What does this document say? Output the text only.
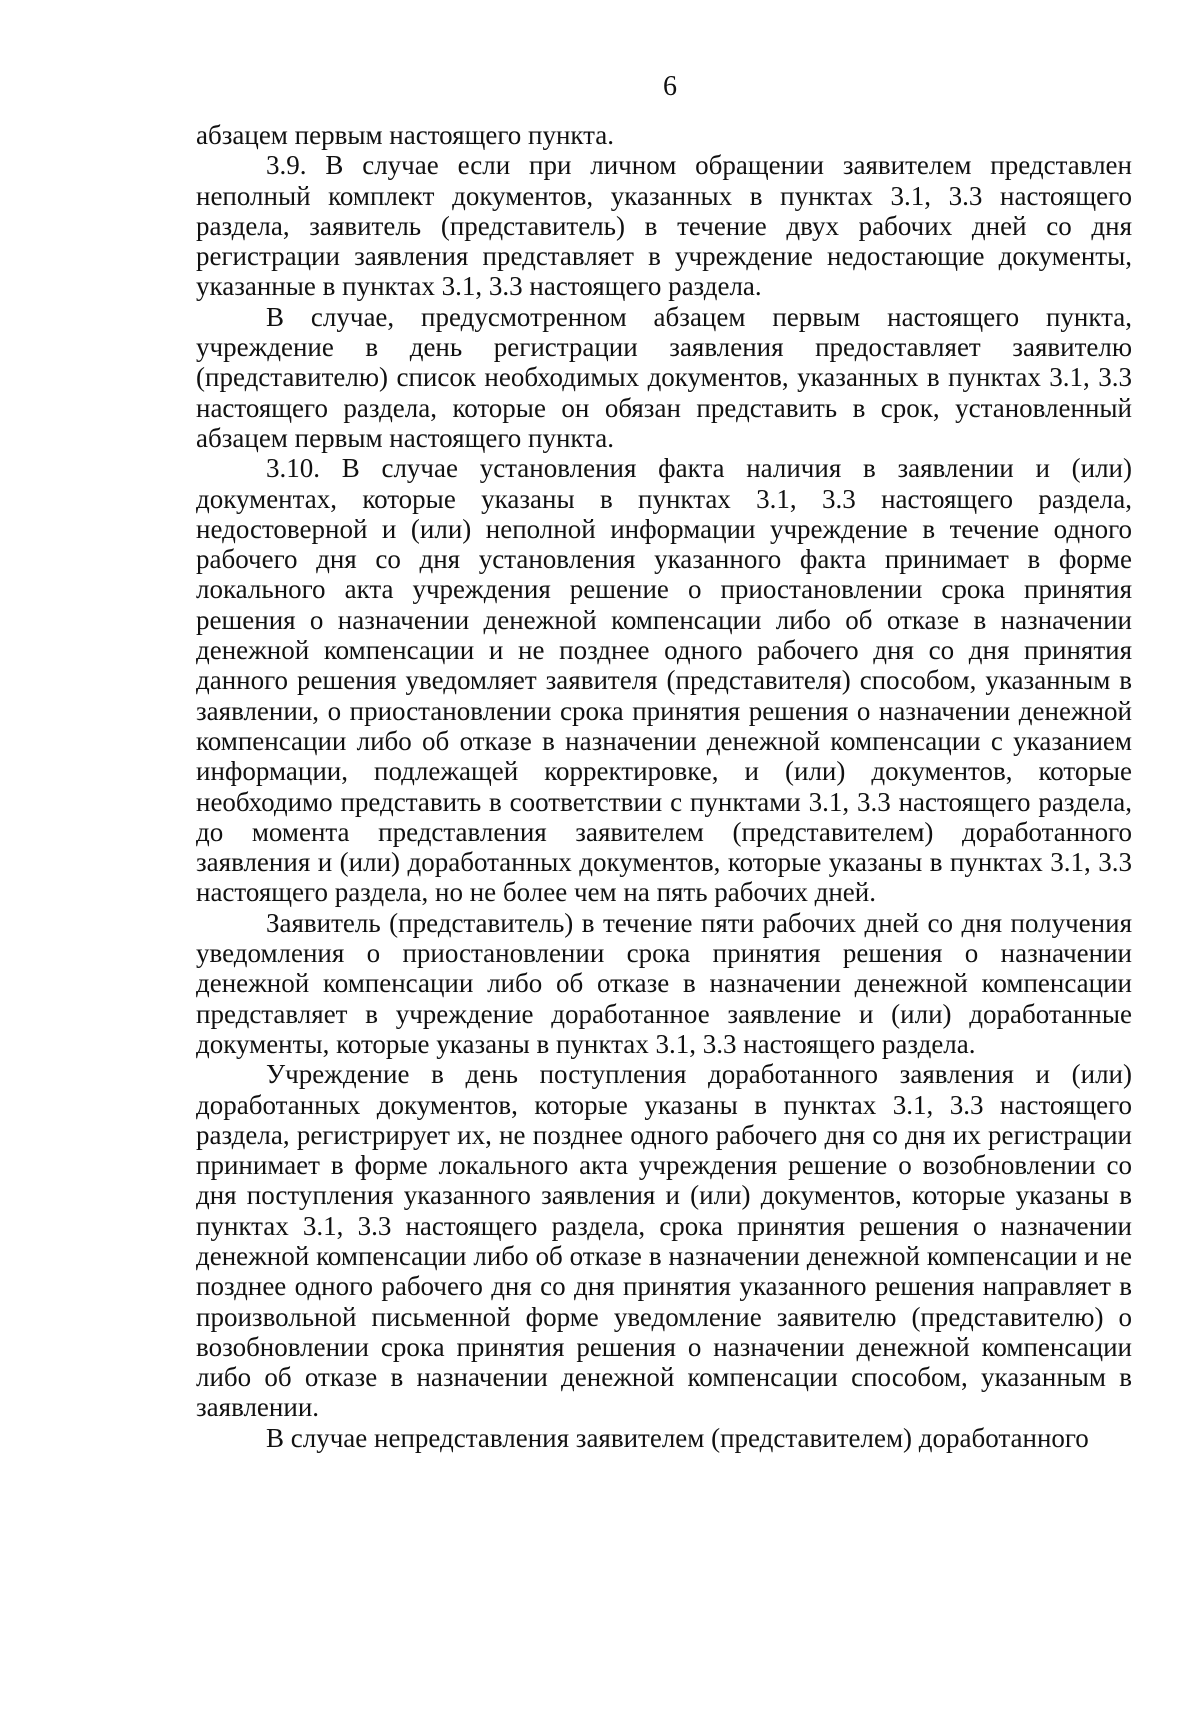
6

абзацем первым настоящего пункта.

3.9. В случае если при личном обращении заявителем представлен неполный комплект документов, указанных в пунктах 3.1, 3.3 настоящего раздела, заявитель (представитель) в течение двух рабочих дней со дня регистрации заявления представляет в учреждение недостающие документы, указанные в пунктах 3.1, 3.3 настоящего раздела.

В случае, предусмотренном абзацем первым настоящего пункта, учреждение в день регистрации заявления предоставляет заявителю (представителю) список необходимых документов, указанных в пунктах 3.1, 3.3 настоящего раздела, которые он обязан представить в срок, установленный абзацем первым настоящего пункта.

3.10. В случае установления факта наличия в заявлении и (или) документах, которые указаны в пунктах 3.1, 3.3 настоящего раздела, недостоверной и (или) неполной информации учреждение в течение одного рабочего дня со дня установления указанного факта принимает в форме локального акта учреждения решение о приостановлении срока принятия решения о назначении денежной компенсации либо об отказе в назначении денежной компенсации и не позднее одного рабочего дня со дня принятия данного решения уведомляет заявителя (представителя) способом, указанным в заявлении, о приостановлении срока принятия решения о назначении денежной компенсации либо об отказе в назначении денежной компенсации с указанием информации, подлежащей корректировке, и (или) документов, которые необходимо представить в соответствии с пунктами 3.1, 3.3 настоящего раздела, до момента представления заявителем (представителем) доработанного заявления и (или) доработанных документов, которые указаны в пунктах 3.1, 3.3 настоящего раздела, но не более чем на пять рабочих дней.

Заявитель (представитель) в течение пяти рабочих дней со дня получения уведомления о приостановлении срока принятия решения о назначении денежной компенсации либо об отказе в назначении денежной компенсации представляет в учреждение доработанное заявление и (или) доработанные документы, которые указаны в пунктах 3.1, 3.3 настоящего раздела.

Учреждение в день поступления доработанного заявления и (или) доработанных документов, которые указаны в пунктах 3.1, 3.3 настоящего раздела, регистрирует их, не позднее одного рабочего дня со дня их регистрации принимает в форме локального акта учреждения решение о возобновлении со дня поступления указанного заявления и (или) документов, которые указаны в пунктах 3.1, 3.3 настоящего раздела, срока принятия решения о назначении денежной компенсации либо об отказе в назначении денежной компенсации и не позднее одного рабочего дня со дня принятия указанного решения направляет в произвольной письменной форме уведомление заявителю (представителю) о возобновлении срока принятия решения о назначении денежной компенсации либо об отказе в назначении денежной компенсации способом, указанным в заявлении.

В случае непредставления заявителем (представителем) доработанного
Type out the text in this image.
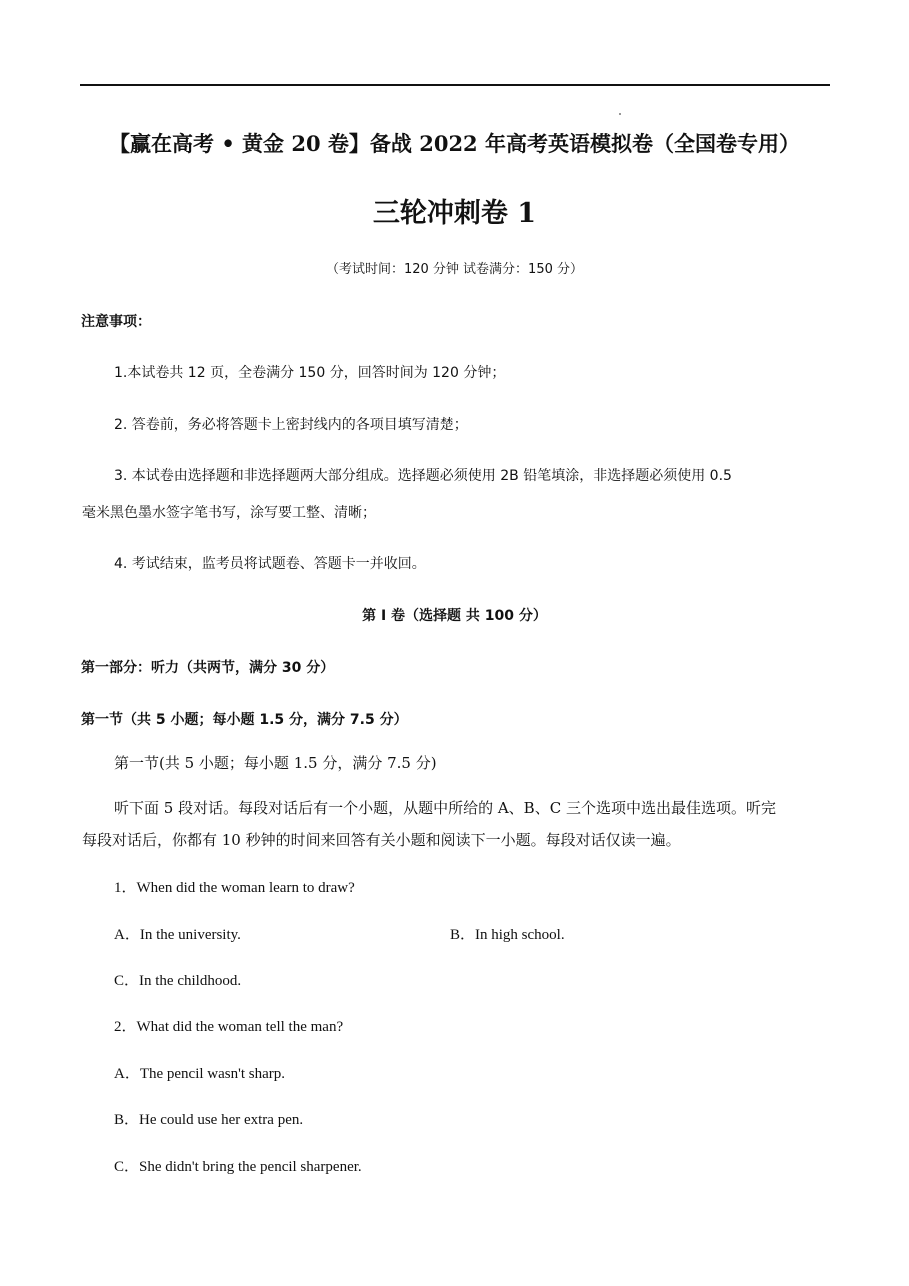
【赢在高考 • 黄金 20 卷】备战 2022 年高考英语模拟卷（全国卷专用）
三轮冲刺卷 1
（考试时间：120 分钟 试卷满分：150 分）
注意事项：
1.本试卷共 12 页，全卷满分 150 分，回答时间为 120 分钟；
2. 答卷前，务必将答题卡上密封线内的各项目填写清楚；
3. 本试卷由选择题和非选择题两大部分组成。选择题必须使用 2B 铅笔填涂，非选择题必须使用 0.5
毫米黑色墨水签字笔书写，涂写要工整、清晰；
4. 考试结束，监考员将试题卷、答题卡一并收回。
第 I 卷（选择题 共 100 分）
第一部分：听力（共两节，满分 30 分）
第一节（共 5 小题；每小题 1.5 分，满分 7.5 分）
第一节(共 5 小题；每小题 1.5 分，满分 7.5 分)
听下面 5 段对话。每段对话后有一个小题，从题中所给的 A、B、C 三个选项中选出最佳选项。听完
每段对话后，你都有 10 秒钟的时间来回答有关小题和阅读下一小题。每段对话仅读一遍。
1．When did the woman learn to draw?
A．In the university.	B．In high school.
C．In the childhood.
2．What did the woman tell the man?
A．The pencil wasn't sharp.
B．He could use her extra pen.
C．She didn't bring the pencil sharpener.
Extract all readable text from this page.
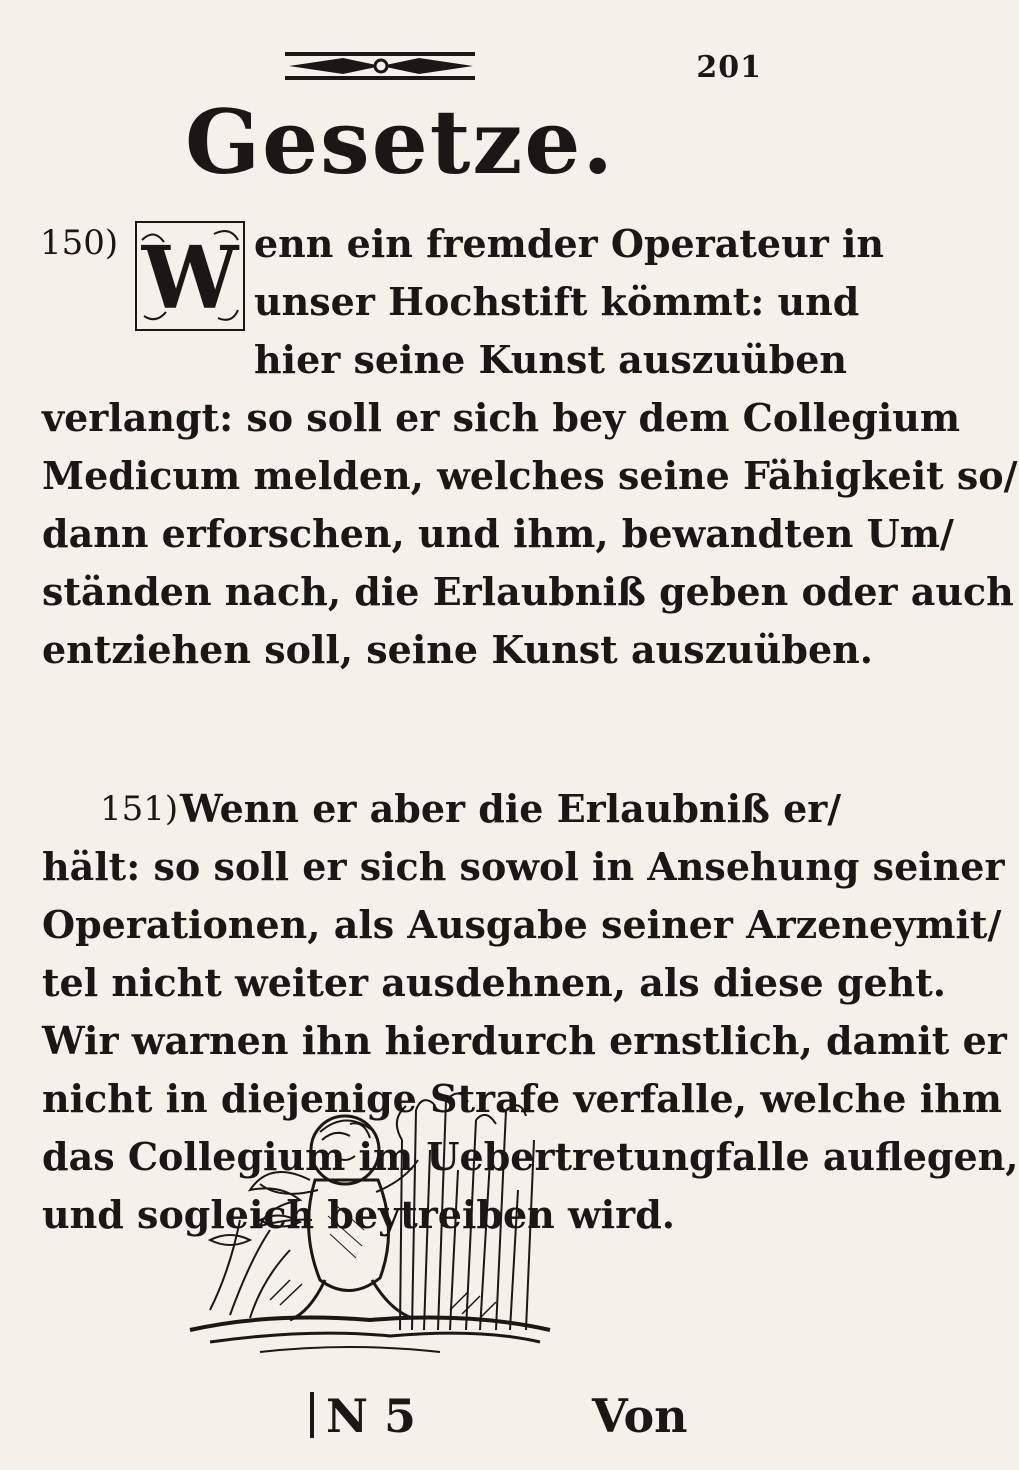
201
Gesetze.
150) W enn ein fremder Operateur in
unser Hochstift kömmt: und
hier seine Kunst auszuüben
verlangt: so soll er sich bey dem Collegium
Medicum melden, welches seine Fähigkeit so/
dann erforschen, und ihm, bewandten Um/
ständen nach, die Erlaubniß geben oder auch
entziehen soll, seine Kunst auszuüben.
151) Wenn er aber die Erlaubniß er/
hält: so soll er sich sowol in Ansehung seiner
Operationen, als Ausgabe seiner Arzeneymit/
tel nicht weiter ausdehnen, als diese geht.
Wir warnen ihn hierdurch ernstlich, damit er
nicht in diejenige Strafe verfalle, welche ihm
das Collegium im Uebertretungfalle auflegen,
und sogleich beytreiben wird.
N 5	Von
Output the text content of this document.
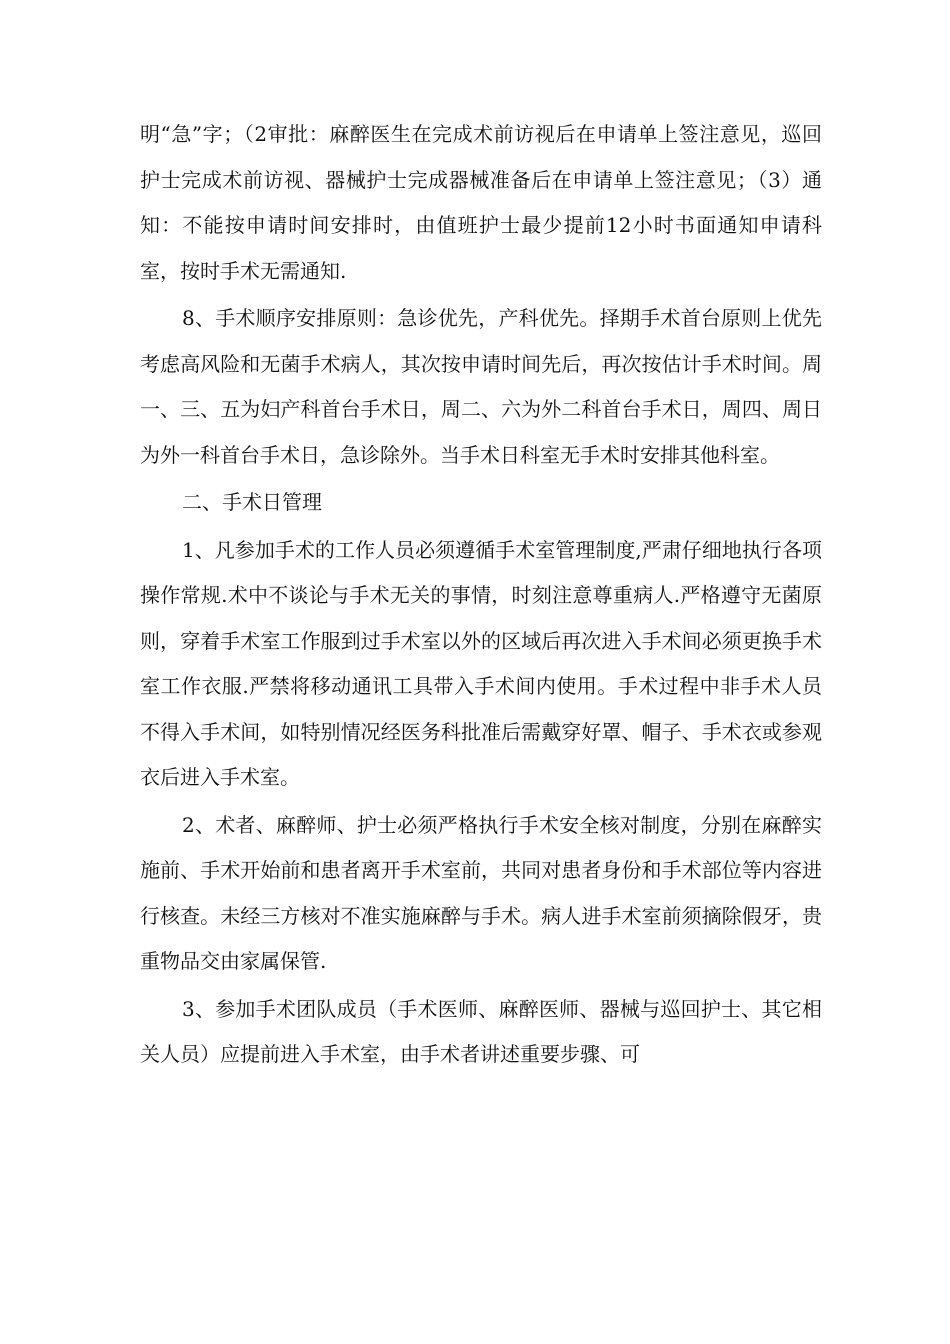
明“急”字；（2审批：麻醉医生在完成术前访视后在申请单上签注意见，巡回护士完成术前访视、器械护士完成器械准备后在申请单上签注意见；（3）通知：不能按申请时间安排时，由值班护士最少提前12小时书面通知申请科室，按时手术无需通知.

8、手术顺序安排原则：急诊优先，产科优先。择期手术首台原则上优先考虑高风险和无菌手术病人，其次按申请时间先后，再次按估计手术时间。周一、三、五为妇产科首台手术日，周二、六为外二科首台手术日，周四、周日为外一科首台手术日，急诊除外。当手术日科室无手术时安排其他科室。

二、手术日管理

1、凡参加手术的工作人员必须遵循手术室管理制度,严肃仔细地执行各项操作常规.术中不谈论与手术无关的事情，时刻注意尊重病人.严格遵守无菌原则，穿着手术室工作服到过手术室以外的区域后再次进入手术间必须更换手术室工作衣服.严禁将移动通讯工具带入手术间内使用。手术过程中非手术人员不得入手术间，如特别情况经医务科批准后需戴穿好罩、帽子、手术衣或参观衣后进入手术室。

2、术者、麻醉师、护士必须严格执行手术安全核对制度，分别在麻醉实施前、手术开始前和患者离开手术室前，共同对患者身份和手术部位等内容进行核查。未经三方核对不准实施麻醉与手术。病人进手术室前须摘除假牙，贵重物品交由家属保管.

3、参加手术团队成员（手术医师、麻醉医师、器械与巡回护士、其它相关人员）应提前进入手术室，由手术者讲述重要步骤、可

####################

§ **Goal**
From the records above, pull out each line that has "Output".

§ **Task answer**
What does this document say? Output the text only.
Output the text content of this document.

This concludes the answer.